◆ EXERCISE REQUIREMENTS ◆
Go through the listing and write out all of it exactly.

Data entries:
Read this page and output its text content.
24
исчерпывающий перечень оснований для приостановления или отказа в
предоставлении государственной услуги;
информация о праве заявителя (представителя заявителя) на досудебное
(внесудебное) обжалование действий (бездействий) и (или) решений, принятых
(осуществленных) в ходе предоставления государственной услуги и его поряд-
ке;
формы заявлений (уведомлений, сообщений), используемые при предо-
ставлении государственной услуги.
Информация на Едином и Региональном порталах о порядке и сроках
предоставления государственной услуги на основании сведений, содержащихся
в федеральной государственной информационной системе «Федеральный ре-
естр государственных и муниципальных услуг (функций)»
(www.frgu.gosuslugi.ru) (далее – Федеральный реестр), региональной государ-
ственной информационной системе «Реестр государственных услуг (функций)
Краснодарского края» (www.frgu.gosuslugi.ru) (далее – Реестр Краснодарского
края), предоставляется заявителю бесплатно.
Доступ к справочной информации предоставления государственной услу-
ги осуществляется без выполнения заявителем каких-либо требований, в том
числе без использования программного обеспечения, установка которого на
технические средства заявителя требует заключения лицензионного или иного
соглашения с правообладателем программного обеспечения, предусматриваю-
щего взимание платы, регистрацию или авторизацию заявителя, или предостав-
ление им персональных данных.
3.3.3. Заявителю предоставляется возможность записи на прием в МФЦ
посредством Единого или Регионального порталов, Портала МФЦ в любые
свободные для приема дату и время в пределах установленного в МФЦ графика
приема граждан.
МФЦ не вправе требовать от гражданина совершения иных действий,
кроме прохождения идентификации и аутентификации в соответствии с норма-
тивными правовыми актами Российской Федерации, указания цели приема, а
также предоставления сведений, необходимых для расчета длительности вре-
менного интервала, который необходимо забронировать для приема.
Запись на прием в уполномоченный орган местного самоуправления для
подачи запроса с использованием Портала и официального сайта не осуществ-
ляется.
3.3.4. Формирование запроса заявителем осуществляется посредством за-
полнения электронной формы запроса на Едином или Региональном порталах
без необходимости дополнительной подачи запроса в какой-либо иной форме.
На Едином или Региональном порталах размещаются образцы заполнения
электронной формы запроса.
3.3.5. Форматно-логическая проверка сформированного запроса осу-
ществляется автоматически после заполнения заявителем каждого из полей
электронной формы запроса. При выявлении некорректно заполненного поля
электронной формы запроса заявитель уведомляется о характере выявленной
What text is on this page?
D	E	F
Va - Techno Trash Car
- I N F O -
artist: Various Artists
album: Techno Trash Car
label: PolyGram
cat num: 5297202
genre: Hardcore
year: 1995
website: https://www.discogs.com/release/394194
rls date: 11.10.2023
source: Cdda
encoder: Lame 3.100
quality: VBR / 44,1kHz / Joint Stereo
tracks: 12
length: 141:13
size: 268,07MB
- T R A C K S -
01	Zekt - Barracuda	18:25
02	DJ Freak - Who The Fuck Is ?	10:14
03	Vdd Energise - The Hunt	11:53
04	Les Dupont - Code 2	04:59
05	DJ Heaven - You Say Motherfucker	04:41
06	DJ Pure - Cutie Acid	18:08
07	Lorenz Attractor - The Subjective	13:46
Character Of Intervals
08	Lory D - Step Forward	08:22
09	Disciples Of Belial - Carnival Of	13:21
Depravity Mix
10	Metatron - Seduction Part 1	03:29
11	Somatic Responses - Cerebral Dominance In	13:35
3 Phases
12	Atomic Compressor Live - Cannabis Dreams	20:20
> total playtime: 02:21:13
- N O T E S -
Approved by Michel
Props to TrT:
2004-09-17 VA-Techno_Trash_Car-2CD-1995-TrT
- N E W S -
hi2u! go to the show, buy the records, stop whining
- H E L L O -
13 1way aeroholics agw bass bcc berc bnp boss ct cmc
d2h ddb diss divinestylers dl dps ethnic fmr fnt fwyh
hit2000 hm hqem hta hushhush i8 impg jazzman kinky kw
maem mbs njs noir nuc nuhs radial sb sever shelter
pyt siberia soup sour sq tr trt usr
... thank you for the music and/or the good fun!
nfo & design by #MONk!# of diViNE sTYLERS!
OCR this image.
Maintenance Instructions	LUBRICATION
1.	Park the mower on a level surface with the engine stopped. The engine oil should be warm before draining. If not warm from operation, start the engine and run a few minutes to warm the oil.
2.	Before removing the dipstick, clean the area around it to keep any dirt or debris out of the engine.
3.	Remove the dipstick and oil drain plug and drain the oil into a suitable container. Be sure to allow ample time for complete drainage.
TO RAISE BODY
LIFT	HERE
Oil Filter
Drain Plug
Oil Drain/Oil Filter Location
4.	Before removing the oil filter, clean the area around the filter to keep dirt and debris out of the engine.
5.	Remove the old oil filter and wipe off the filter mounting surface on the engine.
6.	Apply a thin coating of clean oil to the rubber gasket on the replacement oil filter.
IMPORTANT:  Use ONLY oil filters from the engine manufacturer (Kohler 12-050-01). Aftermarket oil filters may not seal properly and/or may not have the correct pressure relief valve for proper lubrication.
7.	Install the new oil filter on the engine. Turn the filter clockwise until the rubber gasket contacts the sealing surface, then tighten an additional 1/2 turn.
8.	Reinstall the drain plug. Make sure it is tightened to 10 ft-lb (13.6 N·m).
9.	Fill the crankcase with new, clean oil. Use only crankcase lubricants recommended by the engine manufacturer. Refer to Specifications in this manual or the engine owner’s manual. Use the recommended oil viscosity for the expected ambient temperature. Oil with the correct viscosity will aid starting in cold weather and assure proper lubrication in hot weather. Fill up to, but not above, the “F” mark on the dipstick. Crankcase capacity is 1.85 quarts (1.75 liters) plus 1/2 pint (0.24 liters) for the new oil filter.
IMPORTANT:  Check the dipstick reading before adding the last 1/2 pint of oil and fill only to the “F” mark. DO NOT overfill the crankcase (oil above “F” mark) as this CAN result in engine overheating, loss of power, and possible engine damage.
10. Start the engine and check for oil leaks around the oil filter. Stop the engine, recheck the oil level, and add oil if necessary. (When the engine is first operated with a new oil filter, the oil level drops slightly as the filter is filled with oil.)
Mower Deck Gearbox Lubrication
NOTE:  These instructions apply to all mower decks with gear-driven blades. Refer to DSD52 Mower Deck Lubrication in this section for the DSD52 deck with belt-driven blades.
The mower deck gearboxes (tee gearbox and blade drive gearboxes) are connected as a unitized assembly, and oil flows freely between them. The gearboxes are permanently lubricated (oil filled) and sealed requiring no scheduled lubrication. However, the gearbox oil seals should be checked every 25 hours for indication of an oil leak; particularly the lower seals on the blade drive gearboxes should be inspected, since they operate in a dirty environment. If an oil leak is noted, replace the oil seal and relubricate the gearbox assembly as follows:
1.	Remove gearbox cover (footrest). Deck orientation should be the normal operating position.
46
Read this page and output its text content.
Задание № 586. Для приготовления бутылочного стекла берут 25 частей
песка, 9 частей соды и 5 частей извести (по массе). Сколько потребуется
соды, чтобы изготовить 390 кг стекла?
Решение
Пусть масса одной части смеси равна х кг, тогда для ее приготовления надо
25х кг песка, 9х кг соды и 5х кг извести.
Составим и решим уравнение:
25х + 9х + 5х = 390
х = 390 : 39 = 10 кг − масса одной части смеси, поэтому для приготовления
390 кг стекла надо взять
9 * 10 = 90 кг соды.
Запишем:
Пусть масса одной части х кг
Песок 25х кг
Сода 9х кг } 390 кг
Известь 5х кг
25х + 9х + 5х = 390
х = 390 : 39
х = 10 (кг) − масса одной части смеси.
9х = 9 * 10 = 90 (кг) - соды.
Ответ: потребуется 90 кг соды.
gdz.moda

◆ CORRECT RESULT ◆
Read this page and output its text content.
24
исчерпывающий перечень оснований для приостановления или отказа в
предоставлении государственной услуги;
информация о праве заявителя (представителя заявителя) на досудебное
(внесудебное) обжалование действий (бездействий) и (или) решений, принятых
(осуществленных) в ходе предоставления государственной услуги и его поряд-
ке;
формы заявлений (уведомлений, сообщений), используемые при предо-
ставлении государственной услуги.
Информация на Едином и Региональном порталах о порядке и сроках
предоставления государственной услуги на основании сведений, содержащихся
в федеральной государственной информационной системе «Федеральный ре-
естр государственных и муниципальных услуг (функций)»
(www.frgu.gosuslugi.ru) (далее – Федеральный реестр), региональной государ-
ственной информационной системе «Реестр государственных услуг (функций)
Краснодарского края» (www.frgu.gosuslugi.ru) (далее – Реестр Краснодарского
края), предоставляется заявителю бесплатно.
Доступ к справочной информации предоставления государственной услу-
ги осуществляется без выполнения заявителем каких-либо требований, в том
числе без использования программного обеспечения, установка которого на
технические средства заявителя требует заключения лицензионного или иного
соглашения с правообладателем программного обеспечения, предусматриваю-
щего взимание платы, регистрацию или авторизацию заявителя, или предостав-
ление им персональных данных.
3.3.3. Заявителю предоставляется возможность записи на прием в МФЦ
посредством Единого или Регионального порталов, Портала МФЦ в любые
свободные для приема дату и время в пределах установленного в МФЦ графика
приема граждан.
МФЦ не вправе требовать от гражданина совершения иных действий,
кроме прохождения идентификации и аутентификации в соответствии с норма-
тивными правовыми актами Российской Федерации, указания цели приема, а
также предоставления сведений, необходимых для расчета длительности вре-
менного интервала, который необходимо забронировать для приема.
Запись на прием в уполномоченный орган местного самоуправления для
подачи запроса с использованием Портала и официального сайта не осуществ-
ляется.
3.3.4. Формирование запроса заявителем осуществляется посредством за-
полнения электронной формы запроса на Едином или Региональном порталах
без необходимости дополнительной подачи запроса в какой-либо иной форме.
На Едином или Региональном порталах размещаются образцы заполнения
электронной формы запроса.
3.3.5. Форматно-логическая проверка сформированного запроса осу-
ществляется автоматически после заполнения заявителем каждого из полей
электронной формы запроса. При выявлении некорректно заполненного поля
электронной формы запроса заявитель уведомляется о характере выявленной
What text is on this page?
D	E	F
Va - Techno Trash Car
- I N F O -
artist: Various Artists
album: Techno Trash Car
label: PolyGram
cat num: 5297202
genre: Hardcore
year: 1995
website: https://www.discogs.com/release/394194
rls date: 11.10.2023
source: Cdda
encoder: Lame 3.100
quality: VBR / 44,1kHz / Joint Stereo
tracks: 12
length: 141:13
size: 268,07MB
- T R A C K S -
01	Zekt - Barracuda	18:25
02	DJ Freak - Who The Fuck Is ?	10:14
03	Vdd Energise - The Hunt	11:53
04	Les Dupont - Code 2	04:59
05	DJ Heaven - You Say Motherfucker	04:41
06	DJ Pure - Cutie Acid	18:08
07	Lorenz Attractor - The Subjective	13:46
Character Of Intervals
08	Lory D - Step Forward	08:22
09	Disciples Of Belial - Carnival Of	13:21
Depravity Mix
10	Metatron - Seduction Part 1	03:29
11	Somatic Responses - Cerebral Dominance In	13:35
3 Phases
12	Atomic Compressor Live - Cannabis Dreams	20:20
> total playtime: 02:21:13
- N O T E S -
Approved by Michel
Props to TrT:
2004-09-17 VA-Techno_Trash_Car-2CD-1995-TrT
- N E W S -
hi2u! go to the show, buy the records, stop whining
- H E L L O -
13 1way aeroholics agw bass bcc berc bnp boss ct cmc
d2h ddb diss divinestylers dl dps ethnic fmr fnt fwyh
hit2000 hm hqem hta hushhush i8 impg jazzman kinky kw
maem mbs njs noir nuc nuhs radial sb sever shelter
pyt siberia soup sour sq tr trt usr
... thank you for the music and/or the good fun!
nfo & design by #MONk!# of diViNE sTYLERS!
OCR this image.
Maintenance Instructions	LUBRICATION
1.	Park the mower on a level surface with the engine stopped. The engine oil should be warm before draining. If not warm from operation, start the engine and run a few minutes to warm the oil.
2.	Before removing the dipstick, clean the area around it to keep any dirt or debris out of the engine.
3.	Remove the dipstick and oil drain plug and drain the oil into a suitable container. Be sure to allow ample time for complete drainage.
TO RAISE BODY
LIFT	HERE
Oil Filter
Drain Plug
Oil Drain/Oil Filter Location
4.	Before removing the oil filter, clean the area around the filter to keep dirt and debris out of the engine.
5.	Remove the old oil filter and wipe off the filter mounting surface on the engine.
6.	Apply a thin coating of clean oil to the rubber gasket on the replacement oil filter.
IMPORTANT:  Use ONLY oil filters from the engine manufacturer (Kohler 12-050-01). Aftermarket oil filters may not seal properly and/or may not have the correct pressure relief valve for proper lubrication.
7.	Install the new oil filter on the engine. Turn the filter clockwise until the rubber gasket contacts the sealing surface, then tighten an additional 1/2 turn.
8.	Reinstall the drain plug. Make sure it is tightened to 10 ft-lb (13.6 N·m).
9.	Fill the crankcase with new, clean oil. Use only crankcase lubricants recommended by the engine manufacturer. Refer to Specifications in this manual or the engine owner’s manual. Use the recommended oil viscosity for the expected ambient temperature. Oil with the correct viscosity will aid starting in cold weather and assure proper lubrication in hot weather. Fill up to, but not above, the “F” mark on the dipstick. Crankcase capacity is 1.85 quarts (1.75 liters) plus 1/2 pint (0.24 liters) for the new oil filter.
IMPORTANT:  Check the dipstick reading before adding the last 1/2 pint of oil and fill only to the “F” mark. DO NOT overfill the crankcase (oil above “F” mark) as this CAN result in engine overheating, loss of power, and possible engine damage.
10. Start the engine and check for oil leaks around the oil filter. Stop the engine, recheck the oil level, and add oil if necessary. (When the engine is first operated with a new oil filter, the oil level drops slightly as the filter is filled with oil.)
Mower Deck Gearbox Lubrication
NOTE:  These instructions apply to all mower decks with gear-driven blades. Refer to DSD52 Mower Deck Lubrication in this section for the DSD52 deck with belt-driven blades.
The mower deck gearboxes (tee gearbox and blade drive gearboxes) are connected as a unitized assembly, and oil flows freely between them. The gearboxes are permanently lubricated (oil filled) and sealed requiring no scheduled lubrication. However, the gearbox oil seals should be checked every 25 hours for indication of an oil leak; particularly the lower seals on the blade drive gearboxes should be inspected, since they operate in a dirty environment. If an oil leak is noted, replace the oil seal and relubricate the gearbox assembly as follows:
1.	Remove gearbox cover (footrest). Deck orientation should be the normal operating position.
46
Read this page and output its text content.
Задание № 586. Для приготовления бутылочного стекла берут 25 частей
песка, 9 частей соды и 5 частей извести (по массе). Сколько потребуется
соды, чтобы изготовить 390 кг стекла?
Решение
Пусть масса одной части смеси равна х кг, тогда для ее приготовления надо
25х кг песка, 9х кг соды и 5х кг извести.
Составим и решим уравнение:
25х + 9х + 5х = 390
х = 390 : 39 = 10 кг − масса одной части смеси, поэтому для приготовления
390 кг стекла надо взять
9 * 10 = 90 кг соды.
Запишем:
Пусть масса одной части х кг
Песок 25х кг
Сода 9х кг } 390 кг
Известь 5х кг
25х + 9х + 5х = 390
х = 390 : 39
х = 10 (кг) − масса одной части смеси.
9х = 9 * 10 = 90 (кг) - соды.
Ответ: потребуется 90 кг соды.
gdz.moda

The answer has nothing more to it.